→ Aim of the task
Return the data exactly, with all pictures removed.
[start Exercise materials]
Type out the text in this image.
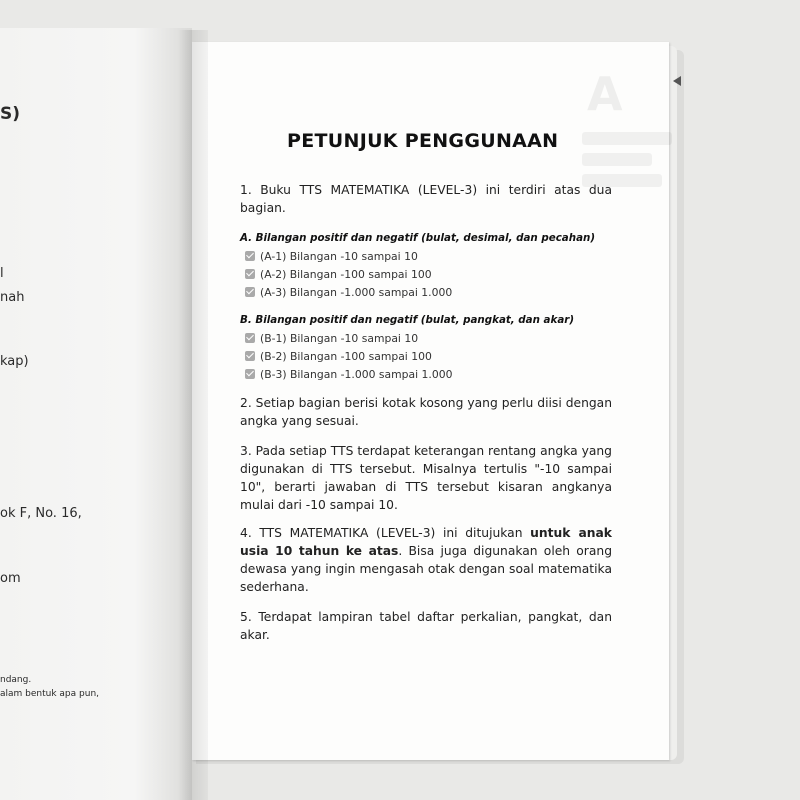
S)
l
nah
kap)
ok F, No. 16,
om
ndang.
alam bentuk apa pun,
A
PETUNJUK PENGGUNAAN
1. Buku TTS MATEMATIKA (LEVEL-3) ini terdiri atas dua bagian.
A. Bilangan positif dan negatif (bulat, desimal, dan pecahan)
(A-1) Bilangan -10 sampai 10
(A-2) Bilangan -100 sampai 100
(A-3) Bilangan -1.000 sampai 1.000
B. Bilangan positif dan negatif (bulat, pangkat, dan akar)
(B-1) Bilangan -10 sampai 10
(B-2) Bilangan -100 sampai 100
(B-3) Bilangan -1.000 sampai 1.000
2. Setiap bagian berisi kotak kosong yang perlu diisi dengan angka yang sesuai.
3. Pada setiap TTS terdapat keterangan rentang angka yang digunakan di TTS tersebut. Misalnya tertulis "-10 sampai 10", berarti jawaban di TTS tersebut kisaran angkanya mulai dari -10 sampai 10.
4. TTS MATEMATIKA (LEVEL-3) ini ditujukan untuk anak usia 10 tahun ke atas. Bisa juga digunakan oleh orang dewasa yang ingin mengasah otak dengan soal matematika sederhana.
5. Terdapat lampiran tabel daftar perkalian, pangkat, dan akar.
[end Exercise materials]
→ Exercise solution
Type out the text in this image.
S)
l
nah
kap)
ok F, No. 16,
om
ndang.
alam bentuk apa pun,
A
PETUNJUK PENGGUNAAN
1. Buku TTS MATEMATIKA (LEVEL-3) ini terdiri atas dua bagian.
A. Bilangan positif dan negatif (bulat, desimal, dan pecahan)
(A-1) Bilangan -10 sampai 10
(A-2) Bilangan -100 sampai 100
(A-3) Bilangan -1.000 sampai 1.000
B. Bilangan positif dan negatif (bulat, pangkat, dan akar)
(B-1) Bilangan -10 sampai 10
(B-2) Bilangan -100 sampai 100
(B-3) Bilangan -1.000 sampai 1.000
2. Setiap bagian berisi kotak kosong yang perlu diisi dengan angka yang sesuai.
3. Pada setiap TTS terdapat keterangan rentang angka yang digunakan di TTS tersebut. Misalnya tertulis "-10 sampai 10", berarti jawaban di TTS tersebut kisaran angkanya mulai dari -10 sampai 10.
4. TTS MATEMATIKA (LEVEL-3) ini ditujukan untuk anak usia 10 tahun ke atas. Bisa juga digunakan oleh orang dewasa yang ingin mengasah otak dengan soal matematika sederhana.
5. Terdapat lampiran tabel daftar perkalian, pangkat, dan akar.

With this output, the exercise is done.